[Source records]
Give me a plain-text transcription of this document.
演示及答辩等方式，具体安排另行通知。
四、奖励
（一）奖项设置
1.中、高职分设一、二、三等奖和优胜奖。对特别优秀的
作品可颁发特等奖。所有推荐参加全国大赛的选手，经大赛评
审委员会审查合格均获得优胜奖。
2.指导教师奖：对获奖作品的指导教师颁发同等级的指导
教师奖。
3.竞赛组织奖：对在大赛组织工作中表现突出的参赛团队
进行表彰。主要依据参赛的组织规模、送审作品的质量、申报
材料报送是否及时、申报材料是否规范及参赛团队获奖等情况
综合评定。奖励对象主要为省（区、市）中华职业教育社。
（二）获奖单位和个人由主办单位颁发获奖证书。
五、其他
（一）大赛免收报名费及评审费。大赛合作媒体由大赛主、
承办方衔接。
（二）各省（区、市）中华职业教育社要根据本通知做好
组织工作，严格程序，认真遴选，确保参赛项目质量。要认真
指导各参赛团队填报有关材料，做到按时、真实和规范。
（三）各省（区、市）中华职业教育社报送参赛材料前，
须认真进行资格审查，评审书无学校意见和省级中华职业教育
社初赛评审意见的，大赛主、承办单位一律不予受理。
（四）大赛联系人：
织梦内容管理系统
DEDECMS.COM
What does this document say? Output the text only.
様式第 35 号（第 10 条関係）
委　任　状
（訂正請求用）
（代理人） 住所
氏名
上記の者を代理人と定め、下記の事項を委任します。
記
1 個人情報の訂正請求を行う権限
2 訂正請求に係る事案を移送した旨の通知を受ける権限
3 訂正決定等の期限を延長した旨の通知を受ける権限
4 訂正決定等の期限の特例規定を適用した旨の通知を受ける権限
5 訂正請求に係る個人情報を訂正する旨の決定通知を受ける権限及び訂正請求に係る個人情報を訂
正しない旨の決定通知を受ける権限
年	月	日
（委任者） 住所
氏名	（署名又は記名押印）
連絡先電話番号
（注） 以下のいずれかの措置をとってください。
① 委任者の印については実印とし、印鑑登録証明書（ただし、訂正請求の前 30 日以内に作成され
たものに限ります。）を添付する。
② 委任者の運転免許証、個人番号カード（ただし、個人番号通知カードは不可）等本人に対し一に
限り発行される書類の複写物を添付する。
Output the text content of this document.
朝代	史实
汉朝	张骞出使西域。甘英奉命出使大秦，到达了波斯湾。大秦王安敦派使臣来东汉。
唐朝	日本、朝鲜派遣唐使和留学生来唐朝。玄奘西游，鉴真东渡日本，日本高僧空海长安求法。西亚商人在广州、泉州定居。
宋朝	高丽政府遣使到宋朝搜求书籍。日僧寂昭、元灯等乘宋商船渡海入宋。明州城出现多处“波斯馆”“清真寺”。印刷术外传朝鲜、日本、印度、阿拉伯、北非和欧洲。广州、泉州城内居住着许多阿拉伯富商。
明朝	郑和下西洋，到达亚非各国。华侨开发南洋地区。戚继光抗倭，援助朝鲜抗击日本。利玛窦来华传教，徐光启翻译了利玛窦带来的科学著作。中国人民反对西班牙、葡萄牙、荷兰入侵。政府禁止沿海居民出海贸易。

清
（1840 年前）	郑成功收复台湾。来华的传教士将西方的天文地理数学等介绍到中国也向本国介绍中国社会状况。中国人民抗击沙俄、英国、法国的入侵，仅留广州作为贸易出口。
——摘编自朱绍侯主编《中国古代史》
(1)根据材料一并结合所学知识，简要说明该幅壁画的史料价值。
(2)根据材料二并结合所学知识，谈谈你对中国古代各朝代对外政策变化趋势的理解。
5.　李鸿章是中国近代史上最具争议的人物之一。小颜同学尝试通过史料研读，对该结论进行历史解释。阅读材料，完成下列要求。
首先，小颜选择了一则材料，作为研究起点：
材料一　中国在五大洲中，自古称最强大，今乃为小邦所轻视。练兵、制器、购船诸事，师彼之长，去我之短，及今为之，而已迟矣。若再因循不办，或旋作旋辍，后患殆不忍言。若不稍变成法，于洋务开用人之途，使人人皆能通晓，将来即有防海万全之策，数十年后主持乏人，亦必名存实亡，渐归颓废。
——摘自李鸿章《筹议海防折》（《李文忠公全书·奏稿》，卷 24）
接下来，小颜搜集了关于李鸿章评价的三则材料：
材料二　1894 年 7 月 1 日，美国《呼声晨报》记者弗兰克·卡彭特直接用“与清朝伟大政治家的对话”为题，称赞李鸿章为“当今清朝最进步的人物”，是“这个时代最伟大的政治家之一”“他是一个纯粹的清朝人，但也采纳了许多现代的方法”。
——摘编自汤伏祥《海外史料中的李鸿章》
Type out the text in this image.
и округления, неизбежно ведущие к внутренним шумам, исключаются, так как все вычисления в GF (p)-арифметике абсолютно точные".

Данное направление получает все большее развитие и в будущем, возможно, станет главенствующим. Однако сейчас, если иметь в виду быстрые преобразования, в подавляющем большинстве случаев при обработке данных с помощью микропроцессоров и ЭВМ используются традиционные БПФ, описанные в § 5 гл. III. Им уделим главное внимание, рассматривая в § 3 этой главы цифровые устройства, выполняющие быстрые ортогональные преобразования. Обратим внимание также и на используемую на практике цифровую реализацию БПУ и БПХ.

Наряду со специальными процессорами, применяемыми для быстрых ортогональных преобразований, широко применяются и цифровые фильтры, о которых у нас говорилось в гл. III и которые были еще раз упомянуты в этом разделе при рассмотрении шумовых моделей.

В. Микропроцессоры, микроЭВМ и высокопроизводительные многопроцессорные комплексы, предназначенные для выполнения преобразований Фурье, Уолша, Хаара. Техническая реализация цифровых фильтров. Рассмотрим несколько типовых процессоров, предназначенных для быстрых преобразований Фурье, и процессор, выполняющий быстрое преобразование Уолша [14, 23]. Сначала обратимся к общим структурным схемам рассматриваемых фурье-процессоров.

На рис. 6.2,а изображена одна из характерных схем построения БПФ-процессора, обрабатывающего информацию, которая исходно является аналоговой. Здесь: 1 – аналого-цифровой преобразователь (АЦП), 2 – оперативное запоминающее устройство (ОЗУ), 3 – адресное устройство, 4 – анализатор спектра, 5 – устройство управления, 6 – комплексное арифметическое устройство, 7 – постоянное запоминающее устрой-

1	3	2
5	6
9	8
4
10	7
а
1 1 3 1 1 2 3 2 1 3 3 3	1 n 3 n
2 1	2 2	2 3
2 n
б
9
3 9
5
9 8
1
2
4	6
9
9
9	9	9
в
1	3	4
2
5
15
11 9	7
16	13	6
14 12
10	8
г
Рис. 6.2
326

• [EXERCISE INSTRUCTIONS] Output all of the data above without any alteration.

• [RESULT OF THIS TASK]
Give me a plain-text transcription of this document.
演示及答辩等方式，具体安排另行通知。
四、奖励
（一）奖项设置
1.中、高职分设一、二、三等奖和优胜奖。对特别优秀的
作品可颁发特等奖。所有推荐参加全国大赛的选手，经大赛评
审委员会审查合格均获得优胜奖。
2.指导教师奖：对获奖作品的指导教师颁发同等级的指导
教师奖。
3.竞赛组织奖：对在大赛组织工作中表现突出的参赛团队
进行表彰。主要依据参赛的组织规模、送审作品的质量、申报
材料报送是否及时、申报材料是否规范及参赛团队获奖等情况
综合评定。奖励对象主要为省（区、市）中华职业教育社。
（二）获奖单位和个人由主办单位颁发获奖证书。
五、其他
（一）大赛免收报名费及评审费。大赛合作媒体由大赛主、
承办方衔接。
（二）各省（区、市）中华职业教育社要根据本通知做好
组织工作，严格程序，认真遴选，确保参赛项目质量。要认真
指导各参赛团队填报有关材料，做到按时、真实和规范。
（三）各省（区、市）中华职业教育社报送参赛材料前，
须认真进行资格审查，评审书无学校意见和省级中华职业教育
社初赛评审意见的，大赛主、承办单位一律不予受理。
（四）大赛联系人：
织梦内容管理系统
DEDECMS.COM
What does this document say? Output the text only.
様式第 35 号（第 10 条関係）
委　任　状
（訂正請求用）
（代理人） 住所
氏名
上記の者を代理人と定め、下記の事項を委任します。
記
1 個人情報の訂正請求を行う権限
2 訂正請求に係る事案を移送した旨の通知を受ける権限
3 訂正決定等の期限を延長した旨の通知を受ける権限
4 訂正決定等の期限の特例規定を適用した旨の通知を受ける権限
5 訂正請求に係る個人情報を訂正する旨の決定通知を受ける権限及び訂正請求に係る個人情報を訂
正しない旨の決定通知を受ける権限
年	月	日
（委任者） 住所
氏名	（署名又は記名押印）
連絡先電話番号
（注） 以下のいずれかの措置をとってください。
① 委任者の印については実印とし、印鑑登録証明書（ただし、訂正請求の前 30 日以内に作成され
たものに限ります。）を添付する。
② 委任者の運転免許証、個人番号カード（ただし、個人番号通知カードは不可）等本人に対し一に
限り発行される書類の複写物を添付する。
Output the text content of this document.
朝代	史实
汉朝	张骞出使西域。甘英奉命出使大秦，到达了波斯湾。大秦王安敦派使臣来东汉。
唐朝	日本、朝鲜派遣唐使和留学生来唐朝。玄奘西游，鉴真东渡日本，日本高僧空海长安求法。西亚商人在广州、泉州定居。
宋朝	高丽政府遣使到宋朝搜求书籍。日僧寂昭、元灯等乘宋商船渡海入宋。明州城出现多处“波斯馆”“清真寺”。印刷术外传朝鲜、日本、印度、阿拉伯、北非和欧洲。广州、泉州城内居住着许多阿拉伯富商。
明朝	郑和下西洋，到达亚非各国。华侨开发南洋地区。戚继光抗倭，援助朝鲜抗击日本。利玛窦来华传教，徐光启翻译了利玛窦带来的科学著作。中国人民反对西班牙、葡萄牙、荷兰入侵。政府禁止沿海居民出海贸易。

清
（1840 年前）	郑成功收复台湾。来华的传教士将西方的天文地理数学等介绍到中国也向本国介绍中国社会状况。中国人民抗击沙俄、英国、法国的入侵，仅留广州作为贸易出口。
——摘编自朱绍侯主编《中国古代史》
(1)根据材料一并结合所学知识，简要说明该幅壁画的史料价值。
(2)根据材料二并结合所学知识，谈谈你对中国古代各朝代对外政策变化趋势的理解。
5.　李鸿章是中国近代史上最具争议的人物之一。小颜同学尝试通过史料研读，对该结论进行历史解释。阅读材料，完成下列要求。
首先，小颜选择了一则材料，作为研究起点：
材料一　中国在五大洲中，自古称最强大，今乃为小邦所轻视。练兵、制器、购船诸事，师彼之长，去我之短，及今为之，而已迟矣。若再因循不办，或旋作旋辍，后患殆不忍言。若不稍变成法，于洋务开用人之途，使人人皆能通晓，将来即有防海万全之策，数十年后主持乏人，亦必名存实亡，渐归颓废。
——摘自李鸿章《筹议海防折》（《李文忠公全书·奏稿》，卷 24）
接下来，小颜搜集了关于李鸿章评价的三则材料：
材料二　1894 年 7 月 1 日，美国《呼声晨报》记者弗兰克·卡彭特直接用“与清朝伟大政治家的对话”为题，称赞李鸿章为“当今清朝最进步的人物”，是“这个时代最伟大的政治家之一”“他是一个纯粹的清朝人，但也采纳了许多现代的方法”。
——摘编自汤伏祥《海外史料中的李鸿章》
Type out the text in this image.
и округления, неизбежно ведущие к внутренним шумам, исключаются, так как все вычисления в GF (p)-арифметике абсолютно точные".

Данное направление получает все большее развитие и в будущем, возможно, станет главенствующим. Однако сейчас, если иметь в виду быстрые преобразования, в подавляющем большинстве случаев при обработке данных с помощью микропроцессоров и ЭВМ используются традиционные БПФ, описанные в § 5 гл. III. Им уделим главное внимание, рассматривая в § 3 этой главы цифровые устройства, выполняющие быстрые ортогональные преобразования. Обратим внимание также и на используемую на практике цифровую реализацию БПУ и БПХ.

Наряду со специальными процессорами, применяемыми для быстрых ортогональных преобразований, широко применяются и цифровые фильтры, о которых у нас говорилось в гл. III и которые были еще раз упомянуты в этом разделе при рассмотрении шумовых моделей.

В. Микропроцессоры, микроЭВМ и высокопроизводительные многопроцессорные комплексы, предназначенные для выполнения преобразований Фурье, Уолша, Хаара. Техническая реализация цифровых фильтров. Рассмотрим несколько типовых процессоров, предназначенных для быстрых преобразований Фурье, и процессор, выполняющий быстрое преобразование Уолша [14, 23]. Сначала обратимся к общим структурным схемам рассматриваемых фурье-процессоров.

На рис. 6.2,а изображена одна из характерных схем построения БПФ-процессора, обрабатывающего информацию, которая исходно является аналоговой. Здесь: 1 – аналого-цифровой преобразователь (АЦП), 2 – оперативное запоминающее устройство (ОЗУ), 3 – адресное устройство, 4 – анализатор спектра, 5 – устройство управления, 6 – комплексное арифметическое устройство, 7 – постоянное запоминающее устрой-

1	3	2
5	6
9	8
4
10	7
а
1 1 3 1 1 2 3 2 1 3 3 3	1 n 3 n
2 1	2 2	2 3
2 n
б
9
3 9
5
9 8
1
2
4	6
9
9
9	9	9
в
1	3	4
2
5
15
11 9	7
16	13	6
14 12
10	8
г
Рис. 6.2
326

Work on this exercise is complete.